TASK DESCRIPTION
Copy each line below without leaving any out.

--- start of STORED DATA ---

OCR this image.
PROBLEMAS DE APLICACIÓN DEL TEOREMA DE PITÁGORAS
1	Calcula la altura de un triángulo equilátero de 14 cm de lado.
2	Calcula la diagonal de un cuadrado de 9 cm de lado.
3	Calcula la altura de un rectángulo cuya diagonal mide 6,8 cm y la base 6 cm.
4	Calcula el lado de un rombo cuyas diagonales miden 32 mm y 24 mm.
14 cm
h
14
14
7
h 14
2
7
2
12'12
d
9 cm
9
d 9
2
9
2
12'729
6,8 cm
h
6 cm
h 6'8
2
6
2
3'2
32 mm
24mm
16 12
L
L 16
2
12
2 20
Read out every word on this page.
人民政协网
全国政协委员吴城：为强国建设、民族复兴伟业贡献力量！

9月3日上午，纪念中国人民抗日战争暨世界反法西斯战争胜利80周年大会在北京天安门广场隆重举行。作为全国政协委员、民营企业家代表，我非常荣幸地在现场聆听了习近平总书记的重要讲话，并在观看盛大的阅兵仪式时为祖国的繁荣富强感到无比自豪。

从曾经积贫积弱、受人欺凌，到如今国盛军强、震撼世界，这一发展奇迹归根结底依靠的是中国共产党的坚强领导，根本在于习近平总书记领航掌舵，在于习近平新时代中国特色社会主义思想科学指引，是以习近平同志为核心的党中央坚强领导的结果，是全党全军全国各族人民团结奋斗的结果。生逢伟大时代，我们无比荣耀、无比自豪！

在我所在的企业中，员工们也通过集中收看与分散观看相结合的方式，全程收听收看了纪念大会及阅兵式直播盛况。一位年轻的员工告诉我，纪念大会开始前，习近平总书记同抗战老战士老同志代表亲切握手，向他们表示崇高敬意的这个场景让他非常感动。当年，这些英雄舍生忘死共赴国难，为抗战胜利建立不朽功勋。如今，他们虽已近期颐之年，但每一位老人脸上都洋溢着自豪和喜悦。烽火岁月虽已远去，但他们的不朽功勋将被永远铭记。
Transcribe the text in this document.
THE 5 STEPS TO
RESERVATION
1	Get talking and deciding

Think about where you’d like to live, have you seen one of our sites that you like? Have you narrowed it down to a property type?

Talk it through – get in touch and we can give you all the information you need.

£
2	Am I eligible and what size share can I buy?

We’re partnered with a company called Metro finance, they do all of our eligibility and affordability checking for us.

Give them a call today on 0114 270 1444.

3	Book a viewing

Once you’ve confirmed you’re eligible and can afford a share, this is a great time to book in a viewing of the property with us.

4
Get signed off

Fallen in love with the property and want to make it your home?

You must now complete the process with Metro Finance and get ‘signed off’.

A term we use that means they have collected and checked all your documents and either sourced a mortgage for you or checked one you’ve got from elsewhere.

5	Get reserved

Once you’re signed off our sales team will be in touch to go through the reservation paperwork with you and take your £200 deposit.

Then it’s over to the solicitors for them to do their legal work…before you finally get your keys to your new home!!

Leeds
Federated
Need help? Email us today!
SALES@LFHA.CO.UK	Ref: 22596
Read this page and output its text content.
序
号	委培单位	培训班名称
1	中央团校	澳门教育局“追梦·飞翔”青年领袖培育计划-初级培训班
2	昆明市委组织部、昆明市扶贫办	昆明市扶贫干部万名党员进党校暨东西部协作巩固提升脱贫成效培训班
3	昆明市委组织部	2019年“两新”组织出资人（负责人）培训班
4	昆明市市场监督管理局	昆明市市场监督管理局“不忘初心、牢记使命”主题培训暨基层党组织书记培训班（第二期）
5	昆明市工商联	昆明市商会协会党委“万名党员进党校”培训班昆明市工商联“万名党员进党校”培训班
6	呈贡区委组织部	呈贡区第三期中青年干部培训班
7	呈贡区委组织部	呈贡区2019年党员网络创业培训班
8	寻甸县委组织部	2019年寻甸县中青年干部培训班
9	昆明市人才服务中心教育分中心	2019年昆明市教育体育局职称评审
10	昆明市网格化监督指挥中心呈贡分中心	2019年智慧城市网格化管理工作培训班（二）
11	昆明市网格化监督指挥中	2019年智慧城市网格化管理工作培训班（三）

--- end of STORED DATA ---

OUTPUT FOR THIS TASK
OCR this image.
PROBLEMAS DE APLICACIÓN DEL TEOREMA DE PITÁGORAS
1	Calcula la altura de un triángulo equilátero de 14 cm de lado.
2	Calcula la diagonal de un cuadrado de 9 cm de lado.
3	Calcula la altura de un rectángulo cuya diagonal mide 6,8 cm y la base 6 cm.
4	Calcula el lado de un rombo cuyas diagonales miden 32 mm y 24 mm.
14 cm
h
14
14
7
h 14
2
7
2
12'12
d
9 cm
9
d 9
2
9
2
12'729
6,8 cm
h
6 cm
h 6'8
2
6
2
3'2
32 mm
24mm
16 12
L
L 16
2
12
2 20
Read out every word on this page.
人民政协网
全国政协委员吴城：为强国建设、民族复兴伟业贡献力量！

9月3日上午，纪念中国人民抗日战争暨世界反法西斯战争胜利80周年大会在北京天安门广场隆重举行。作为全国政协委员、民营企业家代表，我非常荣幸地在现场聆听了习近平总书记的重要讲话，并在观看盛大的阅兵仪式时为祖国的繁荣富强感到无比自豪。

从曾经积贫积弱、受人欺凌，到如今国盛军强、震撼世界，这一发展奇迹归根结底依靠的是中国共产党的坚强领导，根本在于习近平总书记领航掌舵，在于习近平新时代中国特色社会主义思想科学指引，是以习近平同志为核心的党中央坚强领导的结果，是全党全军全国各族人民团结奋斗的结果。生逢伟大时代，我们无比荣耀、无比自豪！

在我所在的企业中，员工们也通过集中收看与分散观看相结合的方式，全程收听收看了纪念大会及阅兵式直播盛况。一位年轻的员工告诉我，纪念大会开始前，习近平总书记同抗战老战士老同志代表亲切握手，向他们表示崇高敬意的这个场景让他非常感动。当年，这些英雄舍生忘死共赴国难，为抗战胜利建立不朽功勋。如今，他们虽已近期颐之年，但每一位老人脸上都洋溢着自豪和喜悦。烽火岁月虽已远去，但他们的不朽功勋将被永远铭记。
Transcribe the text in this document.
THE 5 STEPS TO
RESERVATION
1	Get talking and deciding

Think about where you’d like to live, have you seen one of our sites that you like? Have you narrowed it down to a property type?

Talk it through – get in touch and we can give you all the information you need.

£
2	Am I eligible and what size share can I buy?

We’re partnered with a company called Metro finance, they do all of our eligibility and affordability checking for us.

Give them a call today on 0114 270 1444.

3	Book a viewing

Once you’ve confirmed you’re eligible and can afford a share, this is a great time to book in a viewing of the property with us.

4
Get signed off

Fallen in love with the property and want to make it your home?

You must now complete the process with Metro Finance and get ‘signed off’.

A term we use that means they have collected and checked all your documents and either sourced a mortgage for you or checked one you’ve got from elsewhere.

5	Get reserved

Once you’re signed off our sales team will be in touch to go through the reservation paperwork with you and take your £200 deposit.

Then it’s over to the solicitors for them to do their legal work…before you finally get your keys to your new home!!

Leeds
Federated
Need help? Email us today!
SALES@LFHA.CO.UK	Ref: 22596
Read this page and output its text content.
序
号	委培单位	培训班名称
1	中央团校	澳门教育局“追梦·飞翔”青年领袖培育计划-初级培训班
2	昆明市委组织部、昆明市扶贫办	昆明市扶贫干部万名党员进党校暨东西部协作巩固提升脱贫成效培训班
3	昆明市委组织部	2019年“两新”组织出资人（负责人）培训班
4	昆明市市场监督管理局	昆明市市场监督管理局“不忘初心、牢记使命”主题培训暨基层党组织书记培训班（第二期）
5	昆明市工商联	昆明市商会协会党委“万名党员进党校”培训班昆明市工商联“万名党员进党校”培训班
6	呈贡区委组织部	呈贡区第三期中青年干部培训班
7	呈贡区委组织部	呈贡区2019年党员网络创业培训班
8	寻甸县委组织部	2019年寻甸县中青年干部培训班
9	昆明市人才服务中心教育分中心	2019年昆明市教育体育局职称评审
10	昆明市网格化监督指挥中心呈贡分中心	2019年智慧城市网格化管理工作培训班（二）
11	昆明市网格化监督指挥中	2019年智慧城市网格化管理工作培训班（三）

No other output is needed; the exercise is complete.